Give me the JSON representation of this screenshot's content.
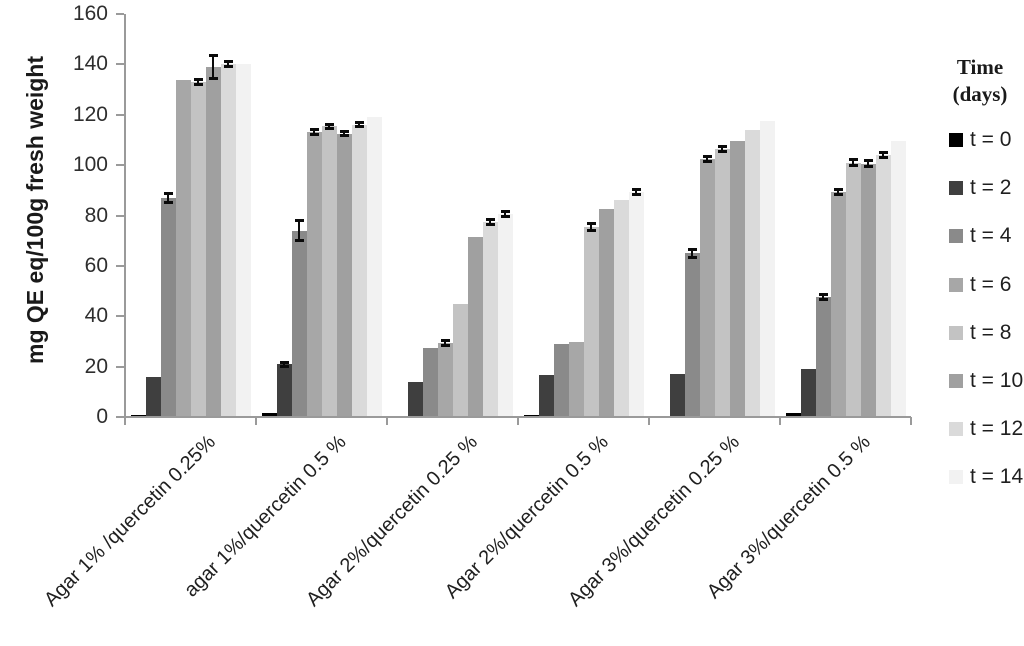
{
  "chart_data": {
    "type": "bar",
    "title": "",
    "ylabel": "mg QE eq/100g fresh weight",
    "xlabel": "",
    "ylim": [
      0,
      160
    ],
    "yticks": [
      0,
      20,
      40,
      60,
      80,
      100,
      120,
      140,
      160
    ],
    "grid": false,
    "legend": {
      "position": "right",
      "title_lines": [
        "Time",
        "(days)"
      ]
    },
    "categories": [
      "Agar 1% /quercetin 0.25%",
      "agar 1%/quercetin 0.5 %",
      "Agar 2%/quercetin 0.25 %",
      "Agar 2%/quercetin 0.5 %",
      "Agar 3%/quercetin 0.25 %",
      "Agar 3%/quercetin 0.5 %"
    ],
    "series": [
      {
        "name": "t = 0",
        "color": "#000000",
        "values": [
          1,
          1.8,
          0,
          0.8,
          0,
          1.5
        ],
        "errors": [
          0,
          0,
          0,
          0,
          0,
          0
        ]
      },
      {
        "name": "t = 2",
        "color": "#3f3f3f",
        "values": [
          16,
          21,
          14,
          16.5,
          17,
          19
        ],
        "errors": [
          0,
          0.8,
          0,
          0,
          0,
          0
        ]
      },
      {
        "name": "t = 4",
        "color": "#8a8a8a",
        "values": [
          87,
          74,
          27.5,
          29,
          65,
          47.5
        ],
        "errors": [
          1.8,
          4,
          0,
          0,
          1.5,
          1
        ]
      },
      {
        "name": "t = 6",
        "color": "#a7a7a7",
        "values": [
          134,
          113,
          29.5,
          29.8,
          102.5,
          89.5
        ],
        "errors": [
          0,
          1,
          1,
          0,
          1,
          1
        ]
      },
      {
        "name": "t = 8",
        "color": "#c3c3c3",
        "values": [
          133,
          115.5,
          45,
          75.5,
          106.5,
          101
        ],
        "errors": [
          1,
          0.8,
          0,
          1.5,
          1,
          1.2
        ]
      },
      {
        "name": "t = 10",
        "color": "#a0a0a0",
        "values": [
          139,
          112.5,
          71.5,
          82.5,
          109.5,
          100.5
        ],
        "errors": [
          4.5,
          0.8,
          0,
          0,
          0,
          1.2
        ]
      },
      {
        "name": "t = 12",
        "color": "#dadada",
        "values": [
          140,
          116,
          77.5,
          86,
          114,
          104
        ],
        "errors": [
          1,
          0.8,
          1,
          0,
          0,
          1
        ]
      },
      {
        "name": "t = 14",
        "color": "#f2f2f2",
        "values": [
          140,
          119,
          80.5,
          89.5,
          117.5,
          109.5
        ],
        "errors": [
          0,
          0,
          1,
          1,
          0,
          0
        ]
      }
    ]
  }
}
* * * *
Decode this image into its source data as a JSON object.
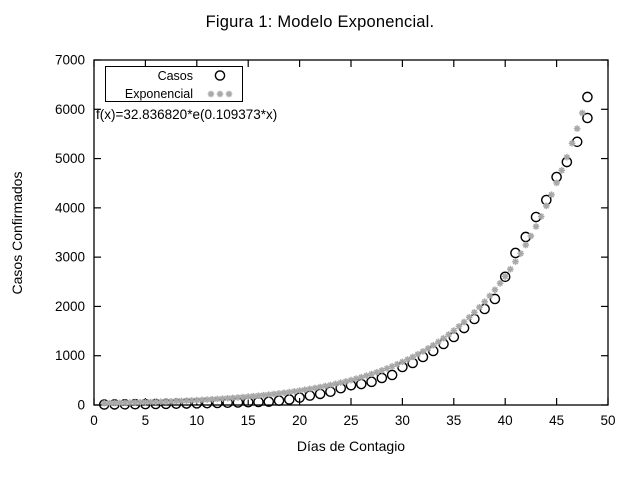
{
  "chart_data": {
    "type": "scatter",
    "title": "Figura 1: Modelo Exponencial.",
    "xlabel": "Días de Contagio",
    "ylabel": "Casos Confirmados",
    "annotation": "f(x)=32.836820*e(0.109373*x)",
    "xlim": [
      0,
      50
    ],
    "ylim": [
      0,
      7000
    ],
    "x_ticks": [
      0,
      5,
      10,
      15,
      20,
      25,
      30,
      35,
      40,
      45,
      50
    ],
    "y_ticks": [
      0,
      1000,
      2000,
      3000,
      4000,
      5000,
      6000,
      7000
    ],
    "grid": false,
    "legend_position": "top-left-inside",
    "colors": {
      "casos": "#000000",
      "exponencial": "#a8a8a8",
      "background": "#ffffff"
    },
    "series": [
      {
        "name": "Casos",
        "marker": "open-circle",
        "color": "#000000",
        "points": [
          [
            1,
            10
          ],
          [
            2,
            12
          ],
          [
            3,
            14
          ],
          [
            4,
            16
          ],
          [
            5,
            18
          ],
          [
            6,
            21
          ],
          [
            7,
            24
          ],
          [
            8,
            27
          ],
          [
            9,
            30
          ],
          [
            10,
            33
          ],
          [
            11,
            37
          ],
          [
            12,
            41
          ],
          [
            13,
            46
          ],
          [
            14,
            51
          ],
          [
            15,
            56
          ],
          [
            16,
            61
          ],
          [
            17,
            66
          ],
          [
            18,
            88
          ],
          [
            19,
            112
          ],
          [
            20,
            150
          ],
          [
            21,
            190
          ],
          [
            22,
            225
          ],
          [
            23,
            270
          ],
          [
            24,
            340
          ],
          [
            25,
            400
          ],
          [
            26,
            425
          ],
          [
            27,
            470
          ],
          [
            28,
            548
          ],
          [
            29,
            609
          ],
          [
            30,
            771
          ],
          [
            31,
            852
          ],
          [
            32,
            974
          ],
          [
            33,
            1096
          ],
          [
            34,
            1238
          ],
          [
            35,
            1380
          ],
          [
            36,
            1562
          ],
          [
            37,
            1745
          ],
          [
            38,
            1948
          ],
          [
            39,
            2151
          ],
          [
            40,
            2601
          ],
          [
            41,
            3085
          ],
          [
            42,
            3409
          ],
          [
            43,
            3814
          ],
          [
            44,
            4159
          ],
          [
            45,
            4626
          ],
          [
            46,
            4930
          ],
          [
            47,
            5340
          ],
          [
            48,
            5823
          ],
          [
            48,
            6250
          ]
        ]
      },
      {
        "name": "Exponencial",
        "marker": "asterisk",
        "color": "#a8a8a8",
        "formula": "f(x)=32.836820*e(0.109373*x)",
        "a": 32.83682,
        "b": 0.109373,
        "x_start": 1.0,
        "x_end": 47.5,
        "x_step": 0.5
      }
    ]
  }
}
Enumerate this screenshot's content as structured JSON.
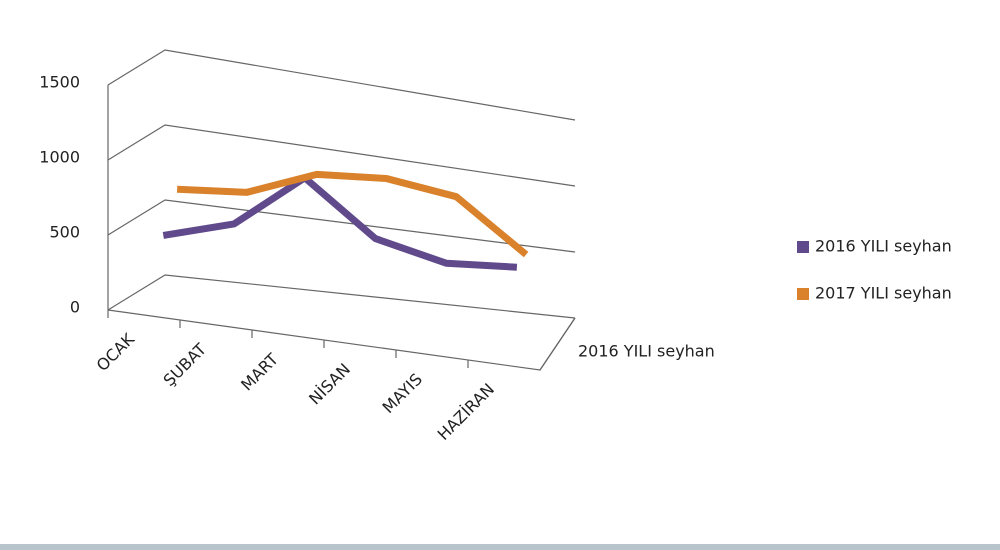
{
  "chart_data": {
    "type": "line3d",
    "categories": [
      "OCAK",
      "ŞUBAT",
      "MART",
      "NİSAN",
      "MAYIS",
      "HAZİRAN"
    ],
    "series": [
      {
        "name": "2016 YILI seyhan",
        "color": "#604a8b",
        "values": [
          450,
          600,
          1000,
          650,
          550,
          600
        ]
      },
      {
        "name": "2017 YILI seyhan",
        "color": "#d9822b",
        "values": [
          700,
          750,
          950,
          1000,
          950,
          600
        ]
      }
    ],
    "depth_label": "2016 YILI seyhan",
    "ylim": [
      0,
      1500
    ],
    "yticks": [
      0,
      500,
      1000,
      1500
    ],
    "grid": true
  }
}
* * * *
▶ [To be done] Filter out every line that lacks the word "JSON", and copy the rest.

▶ [Exercise output]
Give me the JSON representation of this screenshot's content.
Decode this image into its source data as a JSON object.
Enumerate this screenshot's content as structured JSON.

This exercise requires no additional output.